TASK INSTRUCTIONS: Extract and list every line that contains the word "this".

**** ENTRIES SUPPLIED

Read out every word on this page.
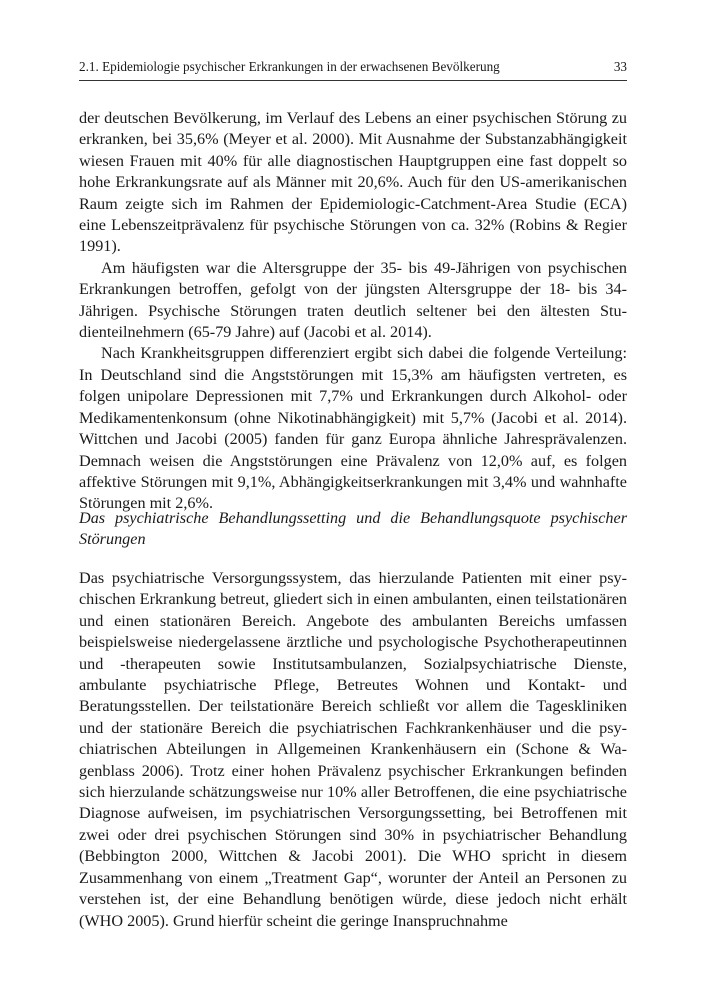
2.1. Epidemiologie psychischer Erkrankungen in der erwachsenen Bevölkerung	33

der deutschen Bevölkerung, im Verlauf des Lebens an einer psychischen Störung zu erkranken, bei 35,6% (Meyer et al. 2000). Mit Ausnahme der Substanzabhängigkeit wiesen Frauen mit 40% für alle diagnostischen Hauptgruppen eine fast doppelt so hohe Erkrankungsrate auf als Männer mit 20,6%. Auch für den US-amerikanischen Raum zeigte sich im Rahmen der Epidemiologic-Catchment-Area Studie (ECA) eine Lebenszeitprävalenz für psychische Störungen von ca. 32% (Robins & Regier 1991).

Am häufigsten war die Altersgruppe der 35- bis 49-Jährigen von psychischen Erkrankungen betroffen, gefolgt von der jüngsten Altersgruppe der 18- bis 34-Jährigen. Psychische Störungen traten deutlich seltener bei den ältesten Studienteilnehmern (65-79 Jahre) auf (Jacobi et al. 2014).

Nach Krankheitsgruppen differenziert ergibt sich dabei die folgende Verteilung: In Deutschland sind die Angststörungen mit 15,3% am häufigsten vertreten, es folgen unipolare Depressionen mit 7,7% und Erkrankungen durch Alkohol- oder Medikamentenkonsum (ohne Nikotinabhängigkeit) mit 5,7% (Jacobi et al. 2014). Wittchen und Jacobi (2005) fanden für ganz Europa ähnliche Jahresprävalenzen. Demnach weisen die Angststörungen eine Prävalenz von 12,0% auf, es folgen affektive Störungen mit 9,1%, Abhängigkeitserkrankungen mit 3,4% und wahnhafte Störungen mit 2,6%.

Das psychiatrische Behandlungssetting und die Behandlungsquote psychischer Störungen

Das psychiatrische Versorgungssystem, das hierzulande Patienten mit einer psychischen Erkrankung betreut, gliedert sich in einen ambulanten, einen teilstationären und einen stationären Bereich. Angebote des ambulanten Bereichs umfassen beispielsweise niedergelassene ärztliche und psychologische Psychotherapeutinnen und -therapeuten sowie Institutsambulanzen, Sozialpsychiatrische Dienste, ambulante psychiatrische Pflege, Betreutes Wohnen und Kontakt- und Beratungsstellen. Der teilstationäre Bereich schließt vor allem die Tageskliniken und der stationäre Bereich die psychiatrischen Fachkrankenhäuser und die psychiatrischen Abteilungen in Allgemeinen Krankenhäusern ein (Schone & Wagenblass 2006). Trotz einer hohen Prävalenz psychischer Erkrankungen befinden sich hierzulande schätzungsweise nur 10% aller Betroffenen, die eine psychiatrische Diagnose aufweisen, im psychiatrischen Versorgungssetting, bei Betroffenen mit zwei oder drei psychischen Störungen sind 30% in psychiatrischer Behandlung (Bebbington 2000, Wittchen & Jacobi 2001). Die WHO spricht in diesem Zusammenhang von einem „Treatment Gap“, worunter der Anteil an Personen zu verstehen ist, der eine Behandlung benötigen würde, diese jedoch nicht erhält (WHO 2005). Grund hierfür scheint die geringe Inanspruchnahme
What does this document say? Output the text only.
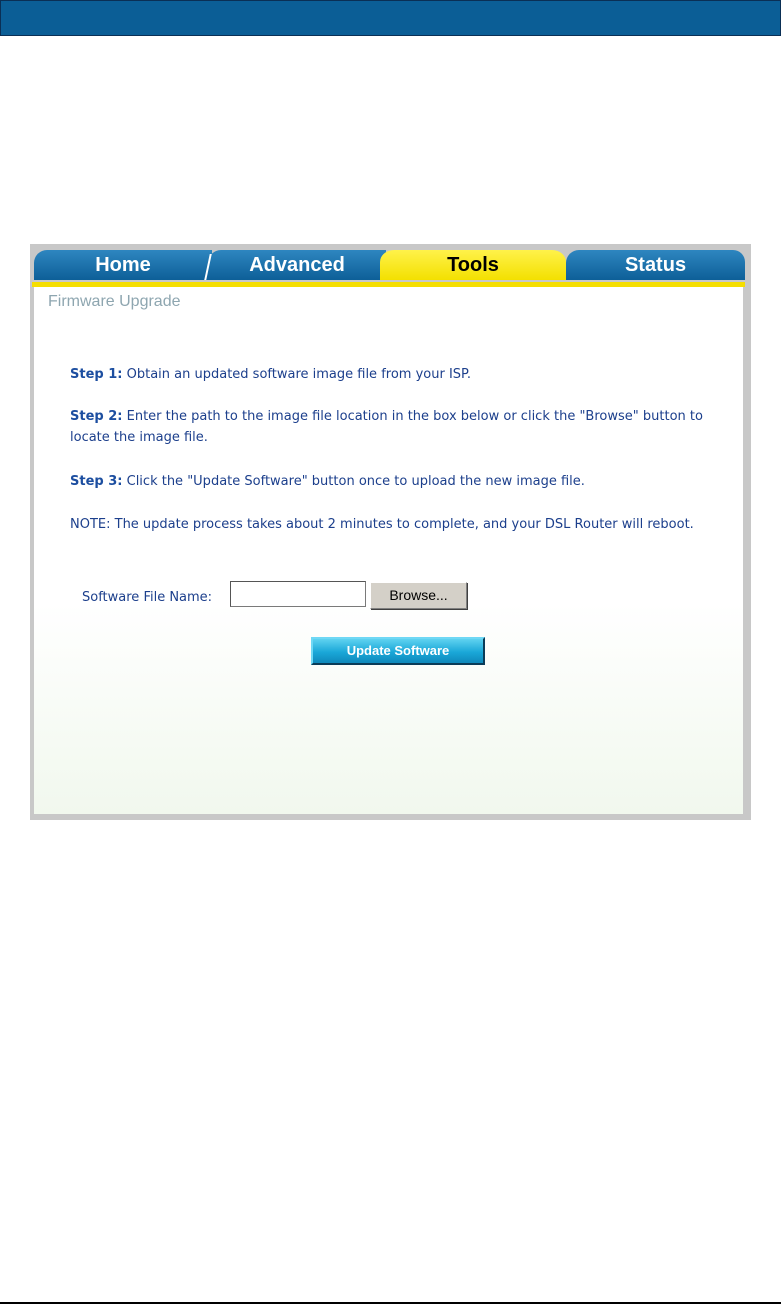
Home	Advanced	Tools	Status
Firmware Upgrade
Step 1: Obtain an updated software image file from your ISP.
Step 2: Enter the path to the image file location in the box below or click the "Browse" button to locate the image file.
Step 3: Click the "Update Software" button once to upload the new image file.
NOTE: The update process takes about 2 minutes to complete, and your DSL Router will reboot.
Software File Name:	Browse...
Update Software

********

COMPLETE ANSWER:
Read out every word on this page.
What does this document say? Output the text only.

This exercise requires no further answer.